Challenge: Copy out all of the material exactly.

Dataset items:
■ ■ ■ ■ ■ ■ ■

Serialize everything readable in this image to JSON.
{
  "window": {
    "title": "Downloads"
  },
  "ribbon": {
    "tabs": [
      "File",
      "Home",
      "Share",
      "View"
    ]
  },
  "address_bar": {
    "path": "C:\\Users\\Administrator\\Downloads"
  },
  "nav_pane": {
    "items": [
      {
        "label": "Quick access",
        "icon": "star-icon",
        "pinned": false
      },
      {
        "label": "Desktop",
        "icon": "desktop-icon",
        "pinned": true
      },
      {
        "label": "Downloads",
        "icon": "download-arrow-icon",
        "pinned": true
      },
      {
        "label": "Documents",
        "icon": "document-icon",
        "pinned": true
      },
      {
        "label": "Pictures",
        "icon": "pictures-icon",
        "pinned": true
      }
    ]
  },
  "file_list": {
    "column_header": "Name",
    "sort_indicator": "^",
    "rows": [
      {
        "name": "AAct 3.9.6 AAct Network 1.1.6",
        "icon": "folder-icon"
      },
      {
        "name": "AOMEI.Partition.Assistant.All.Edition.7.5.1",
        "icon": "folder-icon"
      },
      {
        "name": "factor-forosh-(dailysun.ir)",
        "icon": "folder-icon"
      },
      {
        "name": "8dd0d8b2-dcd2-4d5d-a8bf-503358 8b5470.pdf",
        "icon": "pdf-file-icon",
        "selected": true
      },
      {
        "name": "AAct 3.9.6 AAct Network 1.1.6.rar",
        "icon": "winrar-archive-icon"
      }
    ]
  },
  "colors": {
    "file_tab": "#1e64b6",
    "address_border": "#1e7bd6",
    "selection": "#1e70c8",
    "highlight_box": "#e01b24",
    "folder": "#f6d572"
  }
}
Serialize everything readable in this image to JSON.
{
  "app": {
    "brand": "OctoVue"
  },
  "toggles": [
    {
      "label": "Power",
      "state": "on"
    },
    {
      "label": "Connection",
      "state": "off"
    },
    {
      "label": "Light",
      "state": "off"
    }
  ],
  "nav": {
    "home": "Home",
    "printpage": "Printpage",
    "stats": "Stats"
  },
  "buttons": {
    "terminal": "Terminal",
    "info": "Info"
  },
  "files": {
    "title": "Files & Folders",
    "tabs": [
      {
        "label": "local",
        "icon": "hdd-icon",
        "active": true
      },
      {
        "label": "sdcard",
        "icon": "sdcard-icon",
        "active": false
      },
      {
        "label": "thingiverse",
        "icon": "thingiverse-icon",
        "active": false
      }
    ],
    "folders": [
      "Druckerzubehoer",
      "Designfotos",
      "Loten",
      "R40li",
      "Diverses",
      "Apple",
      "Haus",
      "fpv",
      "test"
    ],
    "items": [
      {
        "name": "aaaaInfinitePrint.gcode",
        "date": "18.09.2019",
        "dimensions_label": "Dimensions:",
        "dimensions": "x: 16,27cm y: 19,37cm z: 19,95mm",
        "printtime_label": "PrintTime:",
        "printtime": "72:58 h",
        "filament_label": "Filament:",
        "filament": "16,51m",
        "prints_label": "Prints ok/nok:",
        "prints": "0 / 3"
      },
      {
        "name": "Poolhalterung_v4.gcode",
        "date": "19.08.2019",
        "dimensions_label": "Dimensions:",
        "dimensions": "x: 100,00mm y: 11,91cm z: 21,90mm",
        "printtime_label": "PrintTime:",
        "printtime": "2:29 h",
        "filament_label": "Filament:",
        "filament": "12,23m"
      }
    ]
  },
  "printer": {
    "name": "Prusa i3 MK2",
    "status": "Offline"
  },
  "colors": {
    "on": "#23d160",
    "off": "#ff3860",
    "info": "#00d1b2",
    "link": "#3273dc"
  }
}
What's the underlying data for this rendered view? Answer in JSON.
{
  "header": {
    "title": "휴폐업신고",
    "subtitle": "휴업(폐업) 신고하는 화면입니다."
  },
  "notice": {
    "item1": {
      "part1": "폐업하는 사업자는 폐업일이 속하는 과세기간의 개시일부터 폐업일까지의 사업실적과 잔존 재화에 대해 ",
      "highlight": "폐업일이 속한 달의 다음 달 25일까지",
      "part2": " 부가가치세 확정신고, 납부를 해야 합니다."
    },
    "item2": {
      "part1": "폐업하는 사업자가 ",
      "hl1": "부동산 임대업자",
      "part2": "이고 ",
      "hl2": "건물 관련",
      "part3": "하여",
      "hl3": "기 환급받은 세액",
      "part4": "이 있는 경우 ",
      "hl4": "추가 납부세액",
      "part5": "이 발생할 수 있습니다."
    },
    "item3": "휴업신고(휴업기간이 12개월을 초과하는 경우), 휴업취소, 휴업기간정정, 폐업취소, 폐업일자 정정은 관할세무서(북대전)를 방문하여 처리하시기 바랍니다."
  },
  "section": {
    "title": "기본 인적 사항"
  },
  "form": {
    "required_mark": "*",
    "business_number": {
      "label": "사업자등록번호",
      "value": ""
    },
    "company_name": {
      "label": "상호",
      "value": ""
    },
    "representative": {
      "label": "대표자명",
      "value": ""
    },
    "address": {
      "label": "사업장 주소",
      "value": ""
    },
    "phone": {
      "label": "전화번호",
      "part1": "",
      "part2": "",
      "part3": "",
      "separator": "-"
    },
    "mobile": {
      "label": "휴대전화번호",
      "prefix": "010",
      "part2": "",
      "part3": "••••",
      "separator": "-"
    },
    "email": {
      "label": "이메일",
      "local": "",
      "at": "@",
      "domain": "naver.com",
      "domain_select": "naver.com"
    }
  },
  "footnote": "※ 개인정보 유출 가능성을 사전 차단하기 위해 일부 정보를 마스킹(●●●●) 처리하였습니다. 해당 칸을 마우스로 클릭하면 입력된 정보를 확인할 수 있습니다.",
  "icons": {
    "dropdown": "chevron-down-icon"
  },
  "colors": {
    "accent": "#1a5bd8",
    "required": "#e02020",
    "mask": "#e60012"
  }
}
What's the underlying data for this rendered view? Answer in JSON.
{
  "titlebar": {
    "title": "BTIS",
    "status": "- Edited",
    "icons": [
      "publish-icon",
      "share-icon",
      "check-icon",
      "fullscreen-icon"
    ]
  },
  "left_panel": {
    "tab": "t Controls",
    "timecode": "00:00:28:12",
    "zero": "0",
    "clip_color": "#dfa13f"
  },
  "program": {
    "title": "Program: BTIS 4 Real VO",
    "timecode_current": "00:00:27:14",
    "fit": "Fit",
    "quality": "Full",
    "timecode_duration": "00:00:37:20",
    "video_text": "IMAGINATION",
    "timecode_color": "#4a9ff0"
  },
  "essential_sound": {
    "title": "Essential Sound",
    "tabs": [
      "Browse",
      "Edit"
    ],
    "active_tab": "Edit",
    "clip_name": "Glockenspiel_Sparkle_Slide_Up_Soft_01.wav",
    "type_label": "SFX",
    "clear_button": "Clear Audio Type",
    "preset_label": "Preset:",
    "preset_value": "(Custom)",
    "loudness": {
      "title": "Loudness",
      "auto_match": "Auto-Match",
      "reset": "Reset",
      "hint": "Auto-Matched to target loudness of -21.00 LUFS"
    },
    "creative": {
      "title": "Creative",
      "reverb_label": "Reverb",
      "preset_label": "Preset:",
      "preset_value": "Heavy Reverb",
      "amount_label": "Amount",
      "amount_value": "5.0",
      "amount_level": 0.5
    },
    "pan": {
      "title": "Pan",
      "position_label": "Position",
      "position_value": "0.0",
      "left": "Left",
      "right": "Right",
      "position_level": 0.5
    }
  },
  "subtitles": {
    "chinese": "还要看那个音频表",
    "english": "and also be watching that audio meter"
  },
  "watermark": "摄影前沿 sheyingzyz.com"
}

■ ■ ■ ■ ■ ■ ■

Written solution:
Serialize everything readable in this image to JSON.
{
  "window": {
    "title": "Downloads"
  },
  "ribbon": {
    "tabs": [
      "File",
      "Home",
      "Share",
      "View"
    ]
  },
  "address_bar": {
    "path": "C:\\Users\\Administrator\\Downloads"
  },
  "nav_pane": {
    "items": [
      {
        "label": "Quick access",
        "icon": "star-icon",
        "pinned": false
      },
      {
        "label": "Desktop",
        "icon": "desktop-icon",
        "pinned": true
      },
      {
        "label": "Downloads",
        "icon": "download-arrow-icon",
        "pinned": true
      },
      {
        "label": "Documents",
        "icon": "document-icon",
        "pinned": true
      },
      {
        "label": "Pictures",
        "icon": "pictures-icon",
        "pinned": true
      }
    ]
  },
  "file_list": {
    "column_header": "Name",
    "sort_indicator": "^",
    "rows": [
      {
        "name": "AAct 3.9.6 AAct Network 1.1.6",
        "icon": "folder-icon"
      },
      {
        "name": "AOMEI.Partition.Assistant.All.Edition.7.5.1",
        "icon": "folder-icon"
      },
      {
        "name": "factor-forosh-(dailysun.ir)",
        "icon": "folder-icon"
      },
      {
        "name": "8dd0d8b2-dcd2-4d5d-a8bf-503358 8b5470.pdf",
        "icon": "pdf-file-icon",
        "selected": true
      },
      {
        "name": "AAct 3.9.6 AAct Network 1.1.6.rar",
        "icon": "winrar-archive-icon"
      }
    ]
  },
  "colors": {
    "file_tab": "#1e64b6",
    "address_border": "#1e7bd6",
    "selection": "#1e70c8",
    "highlight_box": "#e01b24",
    "folder": "#f6d572"
  }
}
Serialize everything readable in this image to JSON.
{
  "app": {
    "brand": "OctoVue"
  },
  "toggles": [
    {
      "label": "Power",
      "state": "on"
    },
    {
      "label": "Connection",
      "state": "off"
    },
    {
      "label": "Light",
      "state": "off"
    }
  ],
  "nav": {
    "home": "Home",
    "printpage": "Printpage",
    "stats": "Stats"
  },
  "buttons": {
    "terminal": "Terminal",
    "info": "Info"
  },
  "files": {
    "title": "Files & Folders",
    "tabs": [
      {
        "label": "local",
        "icon": "hdd-icon",
        "active": true
      },
      {
        "label": "sdcard",
        "icon": "sdcard-icon",
        "active": false
      },
      {
        "label": "thingiverse",
        "icon": "thingiverse-icon",
        "active": false
      }
    ],
    "folders": [
      "Druckerzubehoer",
      "Designfotos",
      "Loten",
      "R40li",
      "Diverses",
      "Apple",
      "Haus",
      "fpv",
      "test"
    ],
    "items": [
      {
        "name": "aaaaInfinitePrint.gcode",
        "date": "18.09.2019",
        "dimensions_label": "Dimensions:",
        "dimensions": "x: 16,27cm y: 19,37cm z: 19,95mm",
        "printtime_label": "PrintTime:",
        "printtime": "72:58 h",
        "filament_label": "Filament:",
        "filament": "16,51m",
        "prints_label": "Prints ok/nok:",
        "prints": "0 / 3"
      },
      {
        "name": "Poolhalterung_v4.gcode",
        "date": "19.08.2019",
        "dimensions_label": "Dimensions:",
        "dimensions": "x: 100,00mm y: 11,91cm z: 21,90mm",
        "printtime_label": "PrintTime:",
        "printtime": "2:29 h",
        "filament_label": "Filament:",
        "filament": "12,23m"
      }
    ]
  },
  "printer": {
    "name": "Prusa i3 MK2",
    "status": "Offline"
  },
  "colors": {
    "on": "#23d160",
    "off": "#ff3860",
    "info": "#00d1b2",
    "link": "#3273dc"
  }
}
What's the underlying data for this rendered view? Answer in JSON.
{
  "header": {
    "title": "휴폐업신고",
    "subtitle": "휴업(폐업) 신고하는 화면입니다."
  },
  "notice": {
    "item1": {
      "part1": "폐업하는 사업자는 폐업일이 속하는 과세기간의 개시일부터 폐업일까지의 사업실적과 잔존 재화에 대해 ",
      "highlight": "폐업일이 속한 달의 다음 달 25일까지",
      "part2": " 부가가치세 확정신고, 납부를 해야 합니다."
    },
    "item2": {
      "part1": "폐업하는 사업자가 ",
      "hl1": "부동산 임대업자",
      "part2": "이고 ",
      "hl2": "건물 관련",
      "part3": "하여",
      "hl3": "기 환급받은 세액",
      "part4": "이 있는 경우 ",
      "hl4": "추가 납부세액",
      "part5": "이 발생할 수 있습니다."
    },
    "item3": "휴업신고(휴업기간이 12개월을 초과하는 경우), 휴업취소, 휴업기간정정, 폐업취소, 폐업일자 정정은 관할세무서(북대전)를 방문하여 처리하시기 바랍니다."
  },
  "section": {
    "title": "기본 인적 사항"
  },
  "form": {
    "required_mark": "*",
    "business_number": {
      "label": "사업자등록번호",
      "value": ""
    },
    "company_name": {
      "label": "상호",
      "value": ""
    },
    "representative": {
      "label": "대표자명",
      "value": ""
    },
    "address": {
      "label": "사업장 주소",
      "value": ""
    },
    "phone": {
      "label": "전화번호",
      "part1": "",
      "part2": "",
      "part3": "",
      "separator": "-"
    },
    "mobile": {
      "label": "휴대전화번호",
      "prefix": "010",
      "part2": "",
      "part3": "••••",
      "separator": "-"
    },
    "email": {
      "label": "이메일",
      "local": "",
      "at": "@",
      "domain": "naver.com",
      "domain_select": "naver.com"
    }
  },
  "footnote": "※ 개인정보 유출 가능성을 사전 차단하기 위해 일부 정보를 마스킹(●●●●) 처리하였습니다. 해당 칸을 마우스로 클릭하면 입력된 정보를 확인할 수 있습니다.",
  "icons": {
    "dropdown": "chevron-down-icon"
  },
  "colors": {
    "accent": "#1a5bd8",
    "required": "#e02020",
    "mask": "#e60012"
  }
}
What's the underlying data for this rendered view? Answer in JSON.
{
  "titlebar": {
    "title": "BTIS",
    "status": "- Edited",
    "icons": [
      "publish-icon",
      "share-icon",
      "check-icon",
      "fullscreen-icon"
    ]
  },
  "left_panel": {
    "tab": "t Controls",
    "timecode": "00:00:28:12",
    "zero": "0",
    "clip_color": "#dfa13f"
  },
  "program": {
    "title": "Program: BTIS 4 Real VO",
    "timecode_current": "00:00:27:14",
    "fit": "Fit",
    "quality": "Full",
    "timecode_duration": "00:00:37:20",
    "video_text": "IMAGINATION",
    "timecode_color": "#4a9ff0"
  },
  "essential_sound": {
    "title": "Essential Sound",
    "tabs": [
      "Browse",
      "Edit"
    ],
    "active_tab": "Edit",
    "clip_name": "Glockenspiel_Sparkle_Slide_Up_Soft_01.wav",
    "type_label": "SFX",
    "clear_button": "Clear Audio Type",
    "preset_label": "Preset:",
    "preset_value": "(Custom)",
    "loudness": {
      "title": "Loudness",
      "auto_match": "Auto-Match",
      "reset": "Reset",
      "hint": "Auto-Matched to target loudness of -21.00 LUFS"
    },
    "creative": {
      "title": "Creative",
      "reverb_label": "Reverb",
      "preset_label": "Preset:",
      "preset_value": "Heavy Reverb",
      "amount_label": "Amount",
      "amount_value": "5.0",
      "amount_level": 0.5
    },
    "pan": {
      "title": "Pan",
      "position_label": "Position",
      "position_value": "0.0",
      "left": "Left",
      "right": "Right",
      "position_level": 0.5
    }
  },
  "subtitles": {
    "chinese": "还要看那个音频表",
    "english": "and also be watching that audio meter"
  },
  "watermark": "摄影前沿 sheyingzyz.com"
}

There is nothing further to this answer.